◆ EXERCISE PROMPT
Every record that follows should be printed verbatim.

(Excerpts from a figure dataset)

— START —

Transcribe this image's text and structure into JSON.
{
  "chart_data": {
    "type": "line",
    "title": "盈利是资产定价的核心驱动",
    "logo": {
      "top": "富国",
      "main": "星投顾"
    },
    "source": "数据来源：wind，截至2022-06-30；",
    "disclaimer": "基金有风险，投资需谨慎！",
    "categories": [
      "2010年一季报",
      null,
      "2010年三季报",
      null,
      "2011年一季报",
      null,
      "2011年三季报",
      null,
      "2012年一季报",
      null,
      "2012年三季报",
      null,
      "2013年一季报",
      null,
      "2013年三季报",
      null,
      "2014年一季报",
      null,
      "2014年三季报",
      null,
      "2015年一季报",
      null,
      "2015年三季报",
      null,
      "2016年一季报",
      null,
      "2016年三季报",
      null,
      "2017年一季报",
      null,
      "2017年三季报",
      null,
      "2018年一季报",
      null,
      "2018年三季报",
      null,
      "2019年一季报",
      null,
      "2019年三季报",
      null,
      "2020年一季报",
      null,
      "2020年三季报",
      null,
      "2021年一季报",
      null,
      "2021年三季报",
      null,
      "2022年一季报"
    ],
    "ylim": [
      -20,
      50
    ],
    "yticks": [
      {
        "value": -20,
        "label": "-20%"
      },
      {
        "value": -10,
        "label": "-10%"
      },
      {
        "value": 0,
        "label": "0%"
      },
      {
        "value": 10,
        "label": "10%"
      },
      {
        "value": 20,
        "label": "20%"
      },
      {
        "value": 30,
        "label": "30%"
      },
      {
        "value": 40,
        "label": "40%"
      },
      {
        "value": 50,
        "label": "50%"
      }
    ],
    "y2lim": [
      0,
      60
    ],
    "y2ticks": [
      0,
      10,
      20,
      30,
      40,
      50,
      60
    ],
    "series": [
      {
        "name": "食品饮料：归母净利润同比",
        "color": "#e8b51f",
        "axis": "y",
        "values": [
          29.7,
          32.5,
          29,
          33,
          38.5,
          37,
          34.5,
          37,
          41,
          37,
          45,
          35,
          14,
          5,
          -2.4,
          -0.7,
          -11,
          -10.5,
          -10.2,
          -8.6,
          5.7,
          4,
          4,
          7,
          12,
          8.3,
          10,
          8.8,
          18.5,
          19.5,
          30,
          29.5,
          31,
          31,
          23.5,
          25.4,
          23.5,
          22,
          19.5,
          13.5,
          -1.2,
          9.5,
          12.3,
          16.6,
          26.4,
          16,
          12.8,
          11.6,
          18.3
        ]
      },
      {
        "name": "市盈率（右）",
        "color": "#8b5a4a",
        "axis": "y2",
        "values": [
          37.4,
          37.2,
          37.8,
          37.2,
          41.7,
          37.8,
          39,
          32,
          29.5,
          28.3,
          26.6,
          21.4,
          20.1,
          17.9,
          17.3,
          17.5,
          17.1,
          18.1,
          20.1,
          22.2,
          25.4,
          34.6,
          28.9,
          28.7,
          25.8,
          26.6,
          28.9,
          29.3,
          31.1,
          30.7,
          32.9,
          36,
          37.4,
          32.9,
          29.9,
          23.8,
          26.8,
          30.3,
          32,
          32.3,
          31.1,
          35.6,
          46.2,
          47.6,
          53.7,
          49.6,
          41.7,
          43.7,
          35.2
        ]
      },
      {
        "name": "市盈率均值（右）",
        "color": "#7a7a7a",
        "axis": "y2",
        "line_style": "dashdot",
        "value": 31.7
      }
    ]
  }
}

— END —

◆ REPLY TO THE EXERCISE
Transcribe this image's text and structure into JSON.
{
  "chart_data": {
    "type": "line",
    "title": "盈利是资产定价的核心驱动",
    "logo": {
      "top": "富国",
      "main": "星投顾"
    },
    "source": "数据来源：wind，截至2022-06-30；",
    "disclaimer": "基金有风险，投资需谨慎！",
    "categories": [
      "2010年一季报",
      null,
      "2010年三季报",
      null,
      "2011年一季报",
      null,
      "2011年三季报",
      null,
      "2012年一季报",
      null,
      "2012年三季报",
      null,
      "2013年一季报",
      null,
      "2013年三季报",
      null,
      "2014年一季报",
      null,
      "2014年三季报",
      null,
      "2015年一季报",
      null,
      "2015年三季报",
      null,
      "2016年一季报",
      null,
      "2016年三季报",
      null,
      "2017年一季报",
      null,
      "2017年三季报",
      null,
      "2018年一季报",
      null,
      "2018年三季报",
      null,
      "2019年一季报",
      null,
      "2019年三季报",
      null,
      "2020年一季报",
      null,
      "2020年三季报",
      null,
      "2021年一季报",
      null,
      "2021年三季报",
      null,
      "2022年一季报"
    ],
    "ylim": [
      -20,
      50
    ],
    "yticks": [
      {
        "value": -20,
        "label": "-20%"
      },
      {
        "value": -10,
        "label": "-10%"
      },
      {
        "value": 0,
        "label": "0%"
      },
      {
        "value": 10,
        "label": "10%"
      },
      {
        "value": 20,
        "label": "20%"
      },
      {
        "value": 30,
        "label": "30%"
      },
      {
        "value": 40,
        "label": "40%"
      },
      {
        "value": 50,
        "label": "50%"
      }
    ],
    "y2lim": [
      0,
      60
    ],
    "y2ticks": [
      0,
      10,
      20,
      30,
      40,
      50,
      60
    ],
    "series": [
      {
        "name": "食品饮料：归母净利润同比",
        "color": "#e8b51f",
        "axis": "y",
        "values": [
          29.7,
          32.5,
          29,
          33,
          38.5,
          37,
          34.5,
          37,
          41,
          37,
          45,
          35,
          14,
          5,
          -2.4,
          -0.7,
          -11,
          -10.5,
          -10.2,
          -8.6,
          5.7,
          4,
          4,
          7,
          12,
          8.3,
          10,
          8.8,
          18.5,
          19.5,
          30,
          29.5,
          31,
          31,
          23.5,
          25.4,
          23.5,
          22,
          19.5,
          13.5,
          -1.2,
          9.5,
          12.3,
          16.6,
          26.4,
          16,
          12.8,
          11.6,
          18.3
        ]
      },
      {
        "name": "市盈率（右）",
        "color": "#8b5a4a",
        "axis": "y2",
        "values": [
          37.4,
          37.2,
          37.8,
          37.2,
          41.7,
          37.8,
          39,
          32,
          29.5,
          28.3,
          26.6,
          21.4,
          20.1,
          17.9,
          17.3,
          17.5,
          17.1,
          18.1,
          20.1,
          22.2,
          25.4,
          34.6,
          28.9,
          28.7,
          25.8,
          26.6,
          28.9,
          29.3,
          31.1,
          30.7,
          32.9,
          36,
          37.4,
          32.9,
          29.9,
          23.8,
          26.8,
          30.3,
          32,
          32.3,
          31.1,
          35.6,
          46.2,
          47.6,
          53.7,
          49.6,
          41.7,
          43.7,
          35.2
        ]
      },
      {
        "name": "市盈率均值（右）",
        "color": "#7a7a7a",
        "axis": "y2",
        "line_style": "dashdot",
        "value": 31.7
      }
    ]
  }
}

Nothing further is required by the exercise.